## Task objective:
For each of the following statements about the thread on facets and heap space, answer yes or no to whether it agrees with the thread, and quote the words from the thread that decide it. 1. Mike Klaas says that upping the HashDocSet size is one way to reduce memory consumption. 2. Mike Klaas says that running one query per unique facet value should outperform setting minDf to a very high value. 3. Mike Klaas expects the blog_url and create_date fields to have few unique values.

## Selected passage:
So, it would seem like we actually need a counter-intuitive
solution.  That's why I thought Field Queries might be the
solution.

Is there some reason to avoid setting multiValued to true
here?  It sounds like it would be the true cure-all

Thanks again!

dave


  

 -Original Message-
 From: Mike Klaas [mailto:[EMAIL PROTECTED] 
 Sent: Wednesday, October 10, 2007 6:20 PM
 To: solr-user@lucene.apache.org
 Subject: Re: Facets and running out of Heap Space
 
 On 10-Oct-07, at 2:40 PM, David Whalen wrote:
 
  Accoriding to Yonik I can't use minDf because I'm faceting 
 on a string 
  field.  I'm thinking of changing it to a tokenized type so 
 that I can 
  utilize this setting, but then I'll have to rebuild my entire index.
 
  Unless there's some way around that?
 
 For the fields that matter (many unique values), this is 
 likely result in a performance regression.
 
 It might be better to try storing less unique data.  For 
 instance, faceting on the blog_url field, or create_date in 
 your schema would case problems (they probably have millions 
 of unique values).
 
 It would be helpful to know which field is causing the 
 problem.  One way would be to do a sorted query on a 
 quiescent index for each field, and see if there are any 
 suspiciously large jumps in memory usage.
 
 -Mike
 
 
 
 
  -Original Message-
  From: Mike Klaas [mailto:[EMAIL PROTECTED]
  Sent: Wednesday, October 10, 2007 4:56 PM
  To: solr-user@lucene.apache.org
  Cc: stuhood
  Subject: Re: Facets and running out of Heap Space
 
  On 10-Oct-07, at 12:19 PM, David Whalen wrote:
 
  It looks now like I can't use facets the way I was hoping
  to because
  the memory requirements are impractical.
 
  I can't remember if this has been mentioned, but upping the
  HashDocSet size is one way to reduce memory consumption.
  Whether this will work well depends greatly on the
  cardinality of your facet sets.  facet.enum.cache.minDf set
  high is another option (will not generate a bitset for any
  value whose facet set is less that this value).
 
  Both options have performance implications.
 
  So, as an alternative I was thinking I could get counts by doing
  rows=0 and using filter queries.
 
  Is there a reason to think that this might perform better?
  Or, am I simply moving the problem to another step in the process?
 
  Running one query per unique facet value seems impractical,
  if that is what you are suggesting.  Setting minDf to a very
  high value should always outperform such an approach.

[Entries taken from a collection]
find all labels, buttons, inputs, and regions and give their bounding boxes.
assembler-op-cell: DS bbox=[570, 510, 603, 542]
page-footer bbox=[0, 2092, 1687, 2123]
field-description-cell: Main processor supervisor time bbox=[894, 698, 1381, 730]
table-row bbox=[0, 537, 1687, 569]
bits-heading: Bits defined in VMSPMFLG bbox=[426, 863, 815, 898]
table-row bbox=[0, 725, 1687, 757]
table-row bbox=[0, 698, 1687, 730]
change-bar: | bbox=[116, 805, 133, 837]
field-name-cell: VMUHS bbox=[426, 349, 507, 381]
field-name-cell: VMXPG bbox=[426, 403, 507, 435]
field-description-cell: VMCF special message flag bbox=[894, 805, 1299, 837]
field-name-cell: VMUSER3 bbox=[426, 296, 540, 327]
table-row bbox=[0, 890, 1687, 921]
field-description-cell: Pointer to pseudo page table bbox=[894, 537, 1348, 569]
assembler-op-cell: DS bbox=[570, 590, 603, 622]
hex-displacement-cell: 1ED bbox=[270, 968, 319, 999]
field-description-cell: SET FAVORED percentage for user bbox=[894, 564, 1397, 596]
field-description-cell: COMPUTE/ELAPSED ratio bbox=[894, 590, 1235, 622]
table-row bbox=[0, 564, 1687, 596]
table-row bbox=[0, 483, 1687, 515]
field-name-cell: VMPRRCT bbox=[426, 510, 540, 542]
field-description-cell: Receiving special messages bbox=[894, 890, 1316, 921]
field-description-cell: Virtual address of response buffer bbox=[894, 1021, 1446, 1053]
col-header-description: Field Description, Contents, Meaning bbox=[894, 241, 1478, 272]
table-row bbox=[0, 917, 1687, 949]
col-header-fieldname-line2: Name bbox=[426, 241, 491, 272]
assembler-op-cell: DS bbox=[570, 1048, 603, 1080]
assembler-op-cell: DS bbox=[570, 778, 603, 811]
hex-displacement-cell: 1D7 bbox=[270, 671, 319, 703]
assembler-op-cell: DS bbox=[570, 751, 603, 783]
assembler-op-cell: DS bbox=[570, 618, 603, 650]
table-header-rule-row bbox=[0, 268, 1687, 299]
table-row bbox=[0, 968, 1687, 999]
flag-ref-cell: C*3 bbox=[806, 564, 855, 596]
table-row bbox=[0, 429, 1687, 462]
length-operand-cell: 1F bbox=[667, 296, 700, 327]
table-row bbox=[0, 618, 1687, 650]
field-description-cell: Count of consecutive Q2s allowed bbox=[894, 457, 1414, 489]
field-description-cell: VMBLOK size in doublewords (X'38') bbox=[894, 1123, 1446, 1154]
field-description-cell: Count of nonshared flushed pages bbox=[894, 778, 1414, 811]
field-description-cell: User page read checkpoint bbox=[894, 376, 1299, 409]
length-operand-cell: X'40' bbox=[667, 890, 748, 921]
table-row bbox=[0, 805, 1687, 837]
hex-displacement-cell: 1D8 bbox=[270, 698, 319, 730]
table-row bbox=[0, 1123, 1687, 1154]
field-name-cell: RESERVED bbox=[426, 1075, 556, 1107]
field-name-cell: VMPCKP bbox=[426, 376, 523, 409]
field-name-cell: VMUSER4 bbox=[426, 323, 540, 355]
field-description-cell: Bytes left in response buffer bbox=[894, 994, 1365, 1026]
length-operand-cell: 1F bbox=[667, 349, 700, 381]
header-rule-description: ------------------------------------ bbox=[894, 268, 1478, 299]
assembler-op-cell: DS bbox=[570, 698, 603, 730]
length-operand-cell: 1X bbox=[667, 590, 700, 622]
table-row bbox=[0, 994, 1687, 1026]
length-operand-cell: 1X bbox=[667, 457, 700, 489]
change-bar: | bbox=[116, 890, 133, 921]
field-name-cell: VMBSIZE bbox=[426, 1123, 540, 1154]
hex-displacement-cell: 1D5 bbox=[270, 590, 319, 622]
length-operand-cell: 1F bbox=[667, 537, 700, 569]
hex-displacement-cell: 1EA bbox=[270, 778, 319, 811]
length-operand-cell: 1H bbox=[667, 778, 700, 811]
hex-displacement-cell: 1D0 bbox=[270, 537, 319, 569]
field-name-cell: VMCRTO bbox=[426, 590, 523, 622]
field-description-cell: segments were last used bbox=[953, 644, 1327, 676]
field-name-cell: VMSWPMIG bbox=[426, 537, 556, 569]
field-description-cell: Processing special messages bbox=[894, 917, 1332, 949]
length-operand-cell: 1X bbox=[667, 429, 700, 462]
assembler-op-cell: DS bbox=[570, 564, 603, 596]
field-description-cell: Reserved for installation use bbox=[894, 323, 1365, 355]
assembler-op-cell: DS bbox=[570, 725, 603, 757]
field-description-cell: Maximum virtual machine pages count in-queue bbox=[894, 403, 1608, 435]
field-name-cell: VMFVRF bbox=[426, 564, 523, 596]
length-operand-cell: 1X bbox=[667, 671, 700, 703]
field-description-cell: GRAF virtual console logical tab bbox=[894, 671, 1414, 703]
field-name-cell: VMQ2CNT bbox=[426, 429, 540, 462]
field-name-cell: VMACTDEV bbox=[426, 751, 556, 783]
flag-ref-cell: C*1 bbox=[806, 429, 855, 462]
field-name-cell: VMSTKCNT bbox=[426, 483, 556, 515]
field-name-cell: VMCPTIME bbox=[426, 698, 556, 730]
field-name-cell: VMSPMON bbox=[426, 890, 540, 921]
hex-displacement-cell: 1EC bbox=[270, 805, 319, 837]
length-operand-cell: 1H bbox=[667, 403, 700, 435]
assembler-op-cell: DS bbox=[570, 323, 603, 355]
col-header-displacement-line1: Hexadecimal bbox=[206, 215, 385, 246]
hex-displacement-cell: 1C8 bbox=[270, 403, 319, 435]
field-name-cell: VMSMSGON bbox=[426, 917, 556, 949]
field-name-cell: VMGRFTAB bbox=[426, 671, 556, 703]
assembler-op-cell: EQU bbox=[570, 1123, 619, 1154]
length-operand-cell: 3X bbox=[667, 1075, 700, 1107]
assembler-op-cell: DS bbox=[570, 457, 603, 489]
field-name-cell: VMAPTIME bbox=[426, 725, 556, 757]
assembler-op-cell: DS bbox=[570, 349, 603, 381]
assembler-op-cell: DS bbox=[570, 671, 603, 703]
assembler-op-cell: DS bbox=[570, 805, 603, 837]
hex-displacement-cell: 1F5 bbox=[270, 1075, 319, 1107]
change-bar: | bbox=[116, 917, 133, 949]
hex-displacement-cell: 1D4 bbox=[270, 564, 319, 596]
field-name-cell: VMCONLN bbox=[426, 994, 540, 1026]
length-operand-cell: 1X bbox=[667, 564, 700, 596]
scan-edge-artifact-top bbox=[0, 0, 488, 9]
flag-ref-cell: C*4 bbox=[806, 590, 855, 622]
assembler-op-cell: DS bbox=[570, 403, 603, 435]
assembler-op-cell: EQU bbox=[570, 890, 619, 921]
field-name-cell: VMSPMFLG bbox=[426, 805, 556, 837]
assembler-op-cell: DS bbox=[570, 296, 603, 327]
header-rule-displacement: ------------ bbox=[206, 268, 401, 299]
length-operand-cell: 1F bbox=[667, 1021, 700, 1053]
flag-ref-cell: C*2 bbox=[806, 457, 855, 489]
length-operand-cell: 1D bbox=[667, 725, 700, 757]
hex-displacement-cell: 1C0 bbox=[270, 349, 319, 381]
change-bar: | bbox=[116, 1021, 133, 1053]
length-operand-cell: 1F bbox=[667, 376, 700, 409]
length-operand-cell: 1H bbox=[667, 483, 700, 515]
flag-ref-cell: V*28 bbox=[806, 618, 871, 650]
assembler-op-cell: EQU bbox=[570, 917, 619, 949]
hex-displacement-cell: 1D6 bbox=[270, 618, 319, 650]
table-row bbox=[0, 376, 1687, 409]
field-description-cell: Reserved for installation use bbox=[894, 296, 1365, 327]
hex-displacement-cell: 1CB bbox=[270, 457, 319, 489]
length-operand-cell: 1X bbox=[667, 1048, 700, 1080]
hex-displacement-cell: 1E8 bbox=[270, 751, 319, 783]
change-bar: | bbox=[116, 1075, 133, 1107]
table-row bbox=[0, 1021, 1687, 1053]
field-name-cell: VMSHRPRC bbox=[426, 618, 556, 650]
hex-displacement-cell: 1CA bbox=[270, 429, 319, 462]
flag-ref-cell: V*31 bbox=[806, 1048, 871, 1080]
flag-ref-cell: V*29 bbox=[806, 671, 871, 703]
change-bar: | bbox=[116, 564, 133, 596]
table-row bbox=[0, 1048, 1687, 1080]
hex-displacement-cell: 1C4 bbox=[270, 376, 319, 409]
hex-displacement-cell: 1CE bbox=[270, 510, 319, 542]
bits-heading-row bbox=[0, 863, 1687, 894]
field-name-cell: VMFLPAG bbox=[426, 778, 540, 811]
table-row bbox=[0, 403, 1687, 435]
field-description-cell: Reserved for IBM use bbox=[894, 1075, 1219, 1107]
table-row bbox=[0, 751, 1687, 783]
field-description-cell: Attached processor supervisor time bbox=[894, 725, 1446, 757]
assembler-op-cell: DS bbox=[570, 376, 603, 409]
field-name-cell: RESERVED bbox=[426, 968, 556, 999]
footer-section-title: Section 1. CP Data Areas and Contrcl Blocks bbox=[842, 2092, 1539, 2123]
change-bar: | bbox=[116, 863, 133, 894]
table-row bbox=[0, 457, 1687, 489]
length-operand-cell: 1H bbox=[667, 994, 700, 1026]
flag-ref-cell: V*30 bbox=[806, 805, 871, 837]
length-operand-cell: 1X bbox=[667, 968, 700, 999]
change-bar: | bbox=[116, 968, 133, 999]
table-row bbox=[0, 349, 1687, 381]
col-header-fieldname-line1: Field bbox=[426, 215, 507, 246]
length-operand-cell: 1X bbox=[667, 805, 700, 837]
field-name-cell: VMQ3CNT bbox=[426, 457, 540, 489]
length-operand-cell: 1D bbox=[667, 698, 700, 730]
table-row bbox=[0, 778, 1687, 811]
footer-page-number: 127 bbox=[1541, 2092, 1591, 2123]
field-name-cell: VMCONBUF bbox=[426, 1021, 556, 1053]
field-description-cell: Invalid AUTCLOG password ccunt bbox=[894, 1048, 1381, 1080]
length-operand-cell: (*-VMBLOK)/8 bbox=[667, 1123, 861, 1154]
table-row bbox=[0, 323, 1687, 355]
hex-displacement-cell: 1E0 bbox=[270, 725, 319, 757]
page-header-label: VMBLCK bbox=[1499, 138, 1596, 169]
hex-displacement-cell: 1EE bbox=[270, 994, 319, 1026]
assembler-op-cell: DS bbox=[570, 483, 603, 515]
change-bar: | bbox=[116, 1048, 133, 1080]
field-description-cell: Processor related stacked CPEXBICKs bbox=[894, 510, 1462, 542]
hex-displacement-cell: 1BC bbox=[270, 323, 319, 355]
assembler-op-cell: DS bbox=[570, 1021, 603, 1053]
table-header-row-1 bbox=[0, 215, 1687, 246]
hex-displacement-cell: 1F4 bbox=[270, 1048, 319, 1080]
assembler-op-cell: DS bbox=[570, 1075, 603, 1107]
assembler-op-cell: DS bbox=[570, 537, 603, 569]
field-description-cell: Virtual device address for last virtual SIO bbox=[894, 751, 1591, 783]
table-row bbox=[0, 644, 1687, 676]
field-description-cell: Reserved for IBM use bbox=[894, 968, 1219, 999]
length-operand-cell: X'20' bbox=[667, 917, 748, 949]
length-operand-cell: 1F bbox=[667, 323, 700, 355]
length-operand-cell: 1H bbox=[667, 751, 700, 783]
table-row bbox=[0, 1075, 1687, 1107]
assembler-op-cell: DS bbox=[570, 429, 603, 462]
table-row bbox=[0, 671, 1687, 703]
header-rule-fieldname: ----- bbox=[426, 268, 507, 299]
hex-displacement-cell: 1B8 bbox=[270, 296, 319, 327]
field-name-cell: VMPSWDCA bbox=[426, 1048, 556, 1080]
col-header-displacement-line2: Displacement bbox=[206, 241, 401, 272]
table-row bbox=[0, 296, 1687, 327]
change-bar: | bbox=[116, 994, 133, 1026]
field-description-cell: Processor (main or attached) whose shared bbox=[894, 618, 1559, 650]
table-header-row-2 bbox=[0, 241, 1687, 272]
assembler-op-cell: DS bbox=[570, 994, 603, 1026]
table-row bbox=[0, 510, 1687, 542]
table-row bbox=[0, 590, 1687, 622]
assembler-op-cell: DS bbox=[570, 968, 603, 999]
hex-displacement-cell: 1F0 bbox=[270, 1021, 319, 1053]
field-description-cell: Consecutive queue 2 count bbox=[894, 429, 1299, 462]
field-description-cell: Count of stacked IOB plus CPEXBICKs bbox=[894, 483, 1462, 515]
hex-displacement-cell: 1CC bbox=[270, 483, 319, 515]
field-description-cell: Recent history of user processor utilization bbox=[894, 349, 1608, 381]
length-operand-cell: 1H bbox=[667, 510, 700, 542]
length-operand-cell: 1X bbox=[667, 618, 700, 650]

## In response:
1. Yes: "upping the HashDocSet size is one way to reduce memory consumption."
2. No: "Setting minDf to a very high value should always outperform such an approach."
3. No: "they probably have millions of unique values"